Start

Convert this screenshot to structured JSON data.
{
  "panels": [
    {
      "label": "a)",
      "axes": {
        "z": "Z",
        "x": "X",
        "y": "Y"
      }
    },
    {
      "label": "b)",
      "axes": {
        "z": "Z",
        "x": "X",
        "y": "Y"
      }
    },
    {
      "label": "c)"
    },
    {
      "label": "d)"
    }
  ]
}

End

Output each entry precisely as given.

> Answer in full:
Convert this screenshot to structured JSON data.
{
  "panels": [
    {
      "label": "a)",
      "axes": {
        "z": "Z",
        "x": "X",
        "y": "Y"
      }
    },
    {
      "label": "b)",
      "axes": {
        "z": "Z",
        "x": "X",
        "y": "Y"
      }
    },
    {
      "label": "c)"
    },
    {
      "label": "d)"
    }
  ]
}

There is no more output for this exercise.